= TASK GOAL =
Transcribe the data word for word, from its first line up to and including the line containing "tab-bar-right: 💬 15 (1545, 136, 1667, 164)".

Layout dataset entries

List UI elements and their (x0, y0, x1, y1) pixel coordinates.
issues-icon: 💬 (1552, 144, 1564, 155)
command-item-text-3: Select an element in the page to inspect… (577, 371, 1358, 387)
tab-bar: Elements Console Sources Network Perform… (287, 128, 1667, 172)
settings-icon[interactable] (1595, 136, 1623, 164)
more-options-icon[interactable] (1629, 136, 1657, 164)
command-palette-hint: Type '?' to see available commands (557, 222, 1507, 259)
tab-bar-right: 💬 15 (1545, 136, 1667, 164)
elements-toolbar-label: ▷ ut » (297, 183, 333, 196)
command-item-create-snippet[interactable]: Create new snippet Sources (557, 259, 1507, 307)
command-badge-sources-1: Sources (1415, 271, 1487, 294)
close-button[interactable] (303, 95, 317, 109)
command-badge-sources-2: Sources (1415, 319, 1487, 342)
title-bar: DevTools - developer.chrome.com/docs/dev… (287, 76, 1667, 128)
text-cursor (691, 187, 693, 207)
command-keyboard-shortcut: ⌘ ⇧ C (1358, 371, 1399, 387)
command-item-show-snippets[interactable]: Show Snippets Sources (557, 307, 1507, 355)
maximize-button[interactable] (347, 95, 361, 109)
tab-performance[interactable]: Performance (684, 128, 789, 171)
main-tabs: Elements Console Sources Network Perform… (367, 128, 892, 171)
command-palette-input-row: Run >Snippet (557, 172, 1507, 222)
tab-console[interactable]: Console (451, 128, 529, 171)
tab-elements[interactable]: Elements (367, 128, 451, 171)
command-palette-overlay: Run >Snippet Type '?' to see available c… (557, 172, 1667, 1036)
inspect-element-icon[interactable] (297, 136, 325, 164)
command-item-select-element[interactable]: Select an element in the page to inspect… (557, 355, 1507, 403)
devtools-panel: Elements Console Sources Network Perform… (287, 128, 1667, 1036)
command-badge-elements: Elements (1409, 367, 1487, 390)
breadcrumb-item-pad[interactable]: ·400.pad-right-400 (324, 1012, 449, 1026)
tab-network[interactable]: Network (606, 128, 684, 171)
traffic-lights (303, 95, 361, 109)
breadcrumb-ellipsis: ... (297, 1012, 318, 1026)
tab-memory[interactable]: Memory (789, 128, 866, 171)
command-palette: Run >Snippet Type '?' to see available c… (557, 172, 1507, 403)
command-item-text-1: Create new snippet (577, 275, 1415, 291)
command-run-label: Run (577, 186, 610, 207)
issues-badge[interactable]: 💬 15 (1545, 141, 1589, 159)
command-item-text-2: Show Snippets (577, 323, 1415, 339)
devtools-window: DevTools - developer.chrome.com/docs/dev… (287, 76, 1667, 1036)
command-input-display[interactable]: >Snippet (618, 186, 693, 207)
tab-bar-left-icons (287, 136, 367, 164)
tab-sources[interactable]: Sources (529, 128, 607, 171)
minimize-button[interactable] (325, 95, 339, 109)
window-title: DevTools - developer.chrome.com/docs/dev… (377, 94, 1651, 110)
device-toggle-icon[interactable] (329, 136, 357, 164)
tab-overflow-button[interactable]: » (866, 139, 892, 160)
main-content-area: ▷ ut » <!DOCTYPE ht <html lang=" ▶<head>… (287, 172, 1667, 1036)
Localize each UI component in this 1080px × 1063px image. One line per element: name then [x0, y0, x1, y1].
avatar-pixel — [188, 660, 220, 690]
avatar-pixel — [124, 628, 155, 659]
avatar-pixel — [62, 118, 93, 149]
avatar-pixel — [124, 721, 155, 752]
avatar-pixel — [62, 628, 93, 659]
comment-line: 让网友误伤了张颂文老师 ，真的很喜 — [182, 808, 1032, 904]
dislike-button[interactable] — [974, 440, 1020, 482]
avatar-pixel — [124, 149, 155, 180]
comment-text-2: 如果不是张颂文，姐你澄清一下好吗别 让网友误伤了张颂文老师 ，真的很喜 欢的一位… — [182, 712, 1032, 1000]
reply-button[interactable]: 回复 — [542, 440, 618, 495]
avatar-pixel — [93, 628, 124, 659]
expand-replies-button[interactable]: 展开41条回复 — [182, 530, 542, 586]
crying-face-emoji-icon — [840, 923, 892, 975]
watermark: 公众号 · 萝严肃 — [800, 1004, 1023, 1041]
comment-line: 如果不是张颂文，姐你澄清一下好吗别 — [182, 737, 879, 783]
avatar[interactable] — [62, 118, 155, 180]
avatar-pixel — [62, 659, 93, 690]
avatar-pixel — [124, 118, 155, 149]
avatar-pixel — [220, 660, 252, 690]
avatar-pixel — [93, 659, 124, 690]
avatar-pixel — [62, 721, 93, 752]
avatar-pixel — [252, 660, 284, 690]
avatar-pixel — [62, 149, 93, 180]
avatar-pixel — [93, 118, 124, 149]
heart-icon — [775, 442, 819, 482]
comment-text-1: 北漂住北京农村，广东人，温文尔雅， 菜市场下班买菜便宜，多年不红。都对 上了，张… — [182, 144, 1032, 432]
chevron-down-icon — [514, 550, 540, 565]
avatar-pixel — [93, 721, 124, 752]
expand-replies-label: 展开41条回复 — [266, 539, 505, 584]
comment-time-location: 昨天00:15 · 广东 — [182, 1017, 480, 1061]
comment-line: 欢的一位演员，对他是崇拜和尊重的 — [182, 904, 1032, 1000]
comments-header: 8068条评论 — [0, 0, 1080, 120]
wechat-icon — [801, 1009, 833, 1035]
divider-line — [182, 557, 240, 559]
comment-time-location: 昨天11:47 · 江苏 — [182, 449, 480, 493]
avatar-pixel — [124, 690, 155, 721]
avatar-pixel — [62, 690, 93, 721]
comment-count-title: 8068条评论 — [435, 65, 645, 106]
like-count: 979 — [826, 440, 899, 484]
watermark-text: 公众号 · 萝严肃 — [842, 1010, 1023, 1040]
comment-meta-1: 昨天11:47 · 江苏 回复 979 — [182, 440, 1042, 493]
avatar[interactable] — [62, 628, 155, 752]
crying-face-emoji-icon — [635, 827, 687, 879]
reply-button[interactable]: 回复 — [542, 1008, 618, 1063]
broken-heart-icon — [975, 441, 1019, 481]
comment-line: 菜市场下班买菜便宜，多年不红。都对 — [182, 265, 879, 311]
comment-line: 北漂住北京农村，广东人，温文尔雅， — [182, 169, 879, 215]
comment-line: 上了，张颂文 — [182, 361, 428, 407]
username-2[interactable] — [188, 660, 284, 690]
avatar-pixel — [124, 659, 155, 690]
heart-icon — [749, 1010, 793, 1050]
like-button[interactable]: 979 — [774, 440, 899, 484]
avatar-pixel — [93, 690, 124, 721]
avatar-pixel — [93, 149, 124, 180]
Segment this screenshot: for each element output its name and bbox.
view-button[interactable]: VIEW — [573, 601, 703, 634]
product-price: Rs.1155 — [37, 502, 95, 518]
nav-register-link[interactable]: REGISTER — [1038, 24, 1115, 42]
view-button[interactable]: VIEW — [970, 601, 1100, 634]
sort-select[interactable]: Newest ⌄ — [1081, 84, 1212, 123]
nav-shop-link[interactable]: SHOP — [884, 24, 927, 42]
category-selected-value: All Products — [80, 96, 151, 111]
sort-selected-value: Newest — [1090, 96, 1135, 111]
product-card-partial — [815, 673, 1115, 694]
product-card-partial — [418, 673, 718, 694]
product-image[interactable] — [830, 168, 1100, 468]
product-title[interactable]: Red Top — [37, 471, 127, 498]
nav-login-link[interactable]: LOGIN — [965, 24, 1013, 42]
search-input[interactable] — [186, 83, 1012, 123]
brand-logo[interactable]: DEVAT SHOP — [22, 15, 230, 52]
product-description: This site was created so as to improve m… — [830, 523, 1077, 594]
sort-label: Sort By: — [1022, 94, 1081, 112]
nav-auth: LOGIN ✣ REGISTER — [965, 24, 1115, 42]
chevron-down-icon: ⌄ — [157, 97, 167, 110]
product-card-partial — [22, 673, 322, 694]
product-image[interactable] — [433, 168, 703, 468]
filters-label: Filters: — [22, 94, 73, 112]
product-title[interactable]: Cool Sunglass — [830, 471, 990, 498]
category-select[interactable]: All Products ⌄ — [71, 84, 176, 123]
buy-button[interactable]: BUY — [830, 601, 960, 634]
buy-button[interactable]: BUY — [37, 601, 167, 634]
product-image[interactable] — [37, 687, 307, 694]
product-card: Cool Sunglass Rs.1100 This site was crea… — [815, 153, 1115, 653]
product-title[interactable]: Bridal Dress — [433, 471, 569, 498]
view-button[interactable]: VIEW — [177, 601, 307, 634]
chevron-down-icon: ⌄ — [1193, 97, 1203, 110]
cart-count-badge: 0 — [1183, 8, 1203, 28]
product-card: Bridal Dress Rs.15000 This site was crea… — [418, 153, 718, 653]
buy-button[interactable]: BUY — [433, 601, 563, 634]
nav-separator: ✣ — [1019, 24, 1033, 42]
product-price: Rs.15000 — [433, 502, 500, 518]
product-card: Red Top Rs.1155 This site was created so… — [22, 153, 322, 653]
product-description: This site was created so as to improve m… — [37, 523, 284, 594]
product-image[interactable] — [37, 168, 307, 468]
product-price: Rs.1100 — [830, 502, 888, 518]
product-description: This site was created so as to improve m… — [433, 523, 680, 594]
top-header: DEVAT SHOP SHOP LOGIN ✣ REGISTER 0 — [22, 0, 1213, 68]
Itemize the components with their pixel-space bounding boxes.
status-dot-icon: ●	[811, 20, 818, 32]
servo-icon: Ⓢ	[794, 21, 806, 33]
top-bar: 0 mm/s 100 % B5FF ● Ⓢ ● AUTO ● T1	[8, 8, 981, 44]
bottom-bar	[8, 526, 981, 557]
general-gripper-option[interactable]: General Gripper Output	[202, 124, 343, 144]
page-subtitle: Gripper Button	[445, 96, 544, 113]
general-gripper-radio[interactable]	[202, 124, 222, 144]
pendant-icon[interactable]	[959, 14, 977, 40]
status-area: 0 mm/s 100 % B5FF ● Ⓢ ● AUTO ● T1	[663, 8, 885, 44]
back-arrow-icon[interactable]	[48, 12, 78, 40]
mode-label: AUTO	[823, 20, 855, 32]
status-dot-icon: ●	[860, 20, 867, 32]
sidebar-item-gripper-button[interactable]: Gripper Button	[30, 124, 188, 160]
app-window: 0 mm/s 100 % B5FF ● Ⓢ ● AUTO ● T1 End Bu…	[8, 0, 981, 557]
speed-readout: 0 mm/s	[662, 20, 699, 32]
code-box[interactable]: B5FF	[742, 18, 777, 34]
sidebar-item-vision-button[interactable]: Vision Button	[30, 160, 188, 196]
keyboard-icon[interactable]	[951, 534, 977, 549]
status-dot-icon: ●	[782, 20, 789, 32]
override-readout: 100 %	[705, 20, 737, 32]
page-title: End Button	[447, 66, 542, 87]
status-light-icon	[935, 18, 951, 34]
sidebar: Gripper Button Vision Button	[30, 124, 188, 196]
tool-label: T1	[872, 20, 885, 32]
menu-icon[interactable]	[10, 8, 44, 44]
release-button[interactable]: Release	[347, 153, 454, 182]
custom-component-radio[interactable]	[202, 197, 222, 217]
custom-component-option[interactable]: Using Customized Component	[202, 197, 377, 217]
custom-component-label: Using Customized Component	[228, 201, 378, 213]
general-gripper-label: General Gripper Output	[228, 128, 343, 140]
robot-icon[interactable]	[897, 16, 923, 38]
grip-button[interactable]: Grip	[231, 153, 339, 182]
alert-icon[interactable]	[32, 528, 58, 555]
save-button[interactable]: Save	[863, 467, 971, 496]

= OUTPUT =
List UI elements and their (x0, y0, x1, y1) pixel coordinates.
issues-icon: 💬 (1552, 144, 1564, 155)
command-item-text-3: Select an element in the page to inspect… (577, 371, 1358, 387)
tab-bar: Elements Console Sources Network Perform… (287, 128, 1667, 172)
settings-icon[interactable] (1595, 136, 1623, 164)
more-options-icon[interactable] (1629, 136, 1657, 164)
command-palette-hint: Type '?' to see available commands (557, 222, 1507, 259)
tab-bar-right: 💬 15 (1545, 136, 1667, 164)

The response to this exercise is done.